**REQUIREMENTS:**
Collect every line in the records below that contains the word "heading".

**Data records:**
------------------------------------
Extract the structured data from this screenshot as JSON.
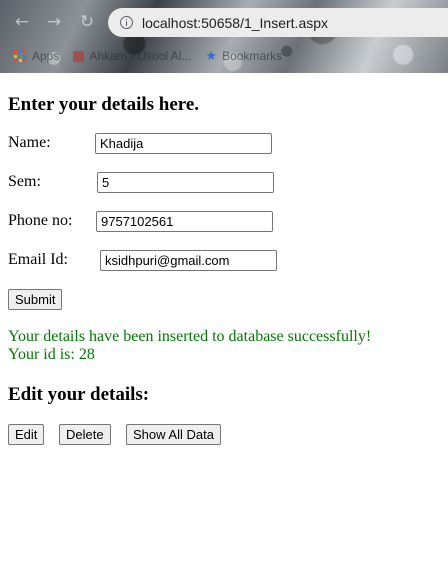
{
  "browser": {
    "url": "localhost:50658/1_Insert.aspx",
    "bookmarks": [
      {
        "label": "Apps"
      },
      {
        "label": "Ahkam - Usool Al..."
      },
      {
        "label": "Bookmarks"
      }
    ]
  },
  "form": {
    "heading": "Enter your details here.",
    "name_label": "Name:",
    "name_value": "Khadija",
    "sem_label": "Sem:",
    "sem_value": "5",
    "phone_label": "Phone no:",
    "phone_value": "9757102561",
    "email_label": "Email Id:",
    "email_value": "ksidhpuri@gmail.com",
    "submit_label": "Submit"
  },
  "status": {
    "message": "Your details have been inserted to database successfully!",
    "id_line": "Your id is: 28",
    "color": "#007a00"
  },
  "edit": {
    "heading": "Edit your details:",
    "edit_label": "Edit",
    "delete_label": "Delete",
    "show_all_label": "Show All Data"
  }
}
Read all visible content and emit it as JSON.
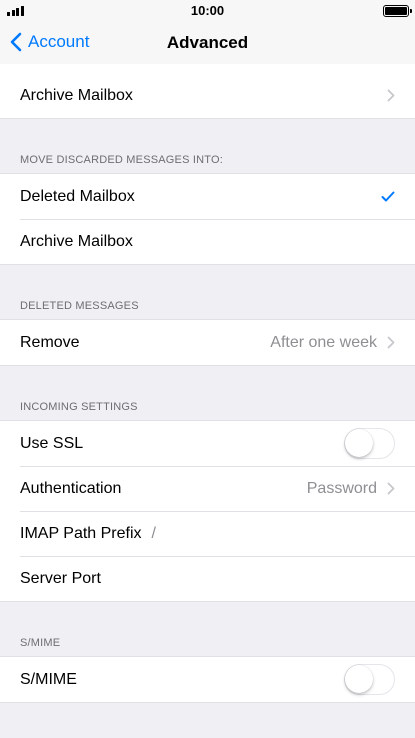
{
  "status_bar": {
    "time": "10:00"
  },
  "nav": {
    "back_label": "Account",
    "title": "Advanced"
  },
  "top_group": {
    "archive_mailbox": "Archive Mailbox"
  },
  "move_discarded": {
    "header": "MOVE DISCARDED MESSAGES INTO:",
    "deleted_mailbox": "Deleted Mailbox",
    "archive_mailbox": "Archive Mailbox",
    "selected": "Deleted Mailbox"
  },
  "deleted_messages": {
    "header": "DELETED MESSAGES",
    "remove_label": "Remove",
    "remove_value": "After one week"
  },
  "incoming": {
    "header": "INCOMING SETTINGS",
    "use_ssl_label": "Use SSL",
    "use_ssl_on": false,
    "auth_label": "Authentication",
    "auth_value": "Password",
    "imap_label": "IMAP Path Prefix",
    "imap_value": "/",
    "port_label": "Server Port"
  },
  "smime": {
    "header": "S/MIME",
    "label": "S/MIME",
    "on": false
  },
  "colors": {
    "accent": "#007aff",
    "background": "#efeff4",
    "secondary_text": "#8e8e93"
  }
}
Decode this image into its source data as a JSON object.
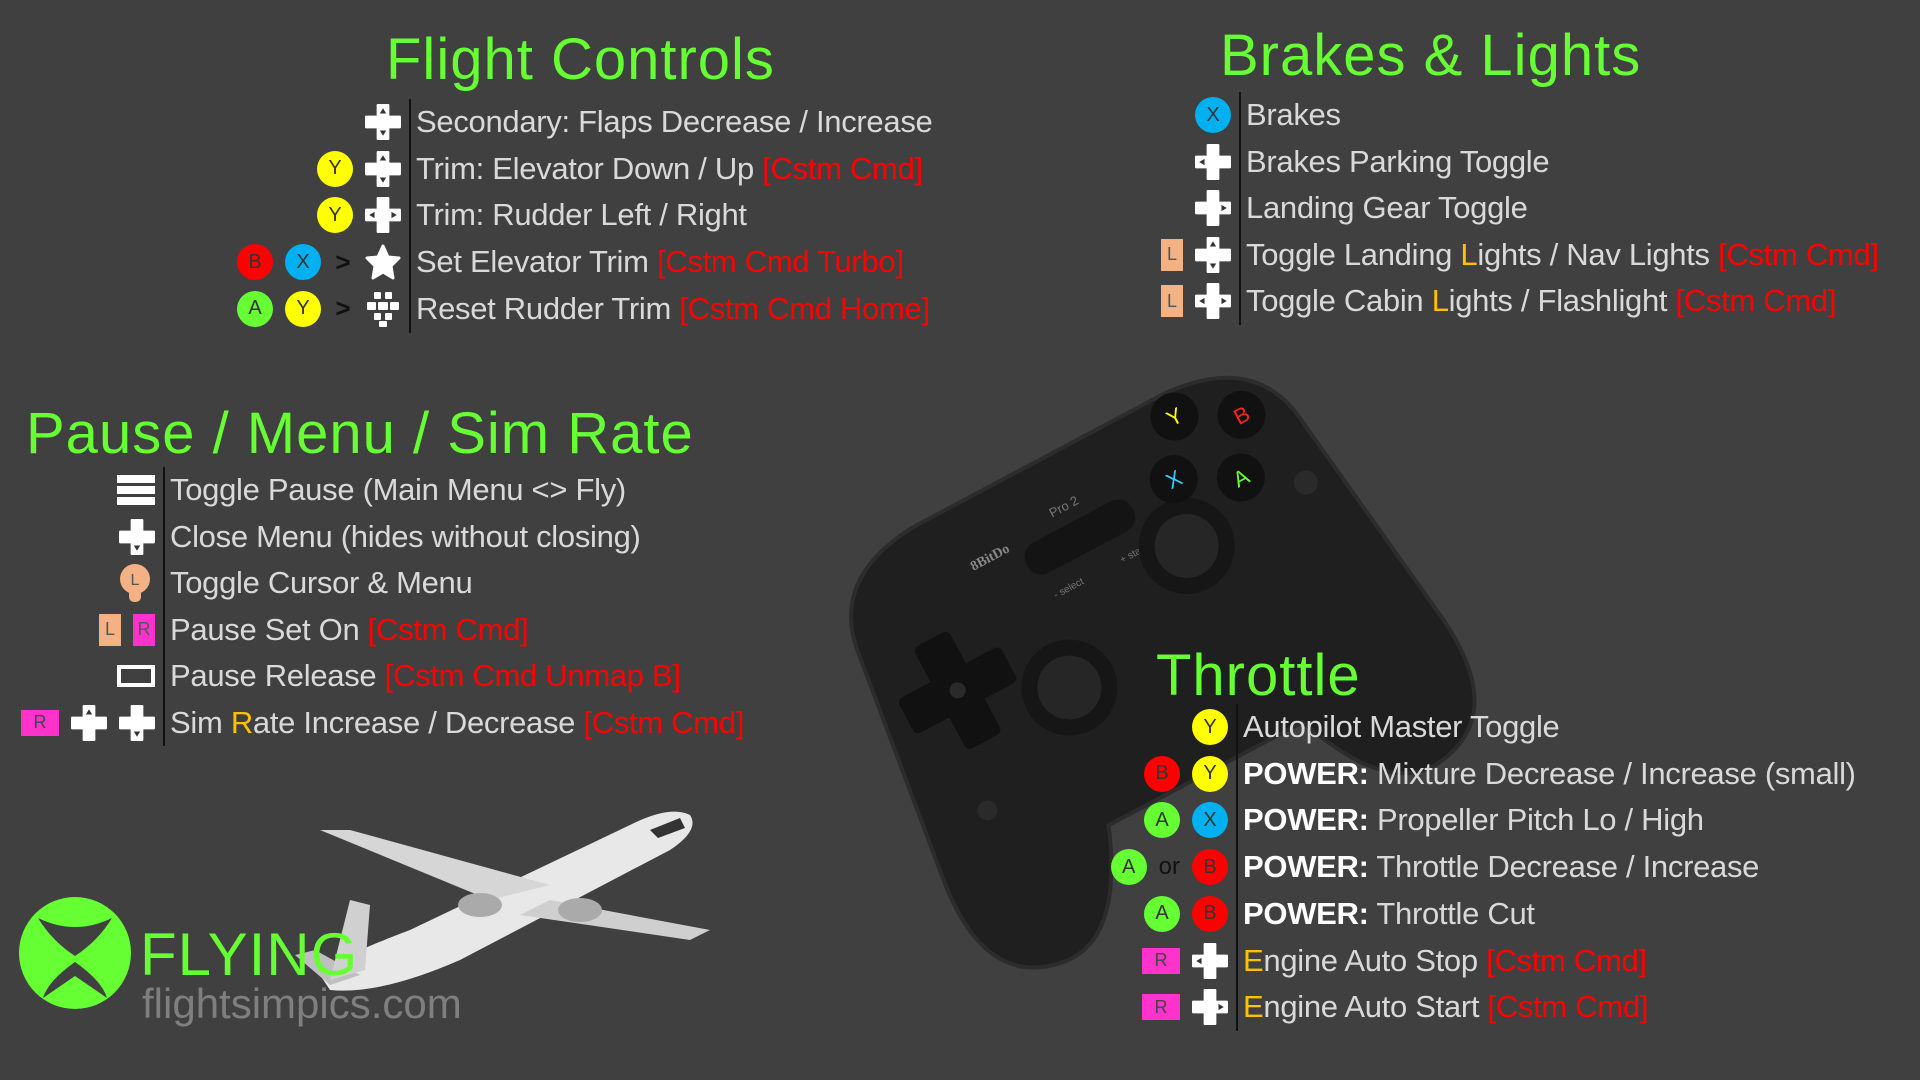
------------------------------------
**RESULT OF THIS EXERCISE:**
    "heading": "Enter your details here.",
    "heading": "Edit your details:",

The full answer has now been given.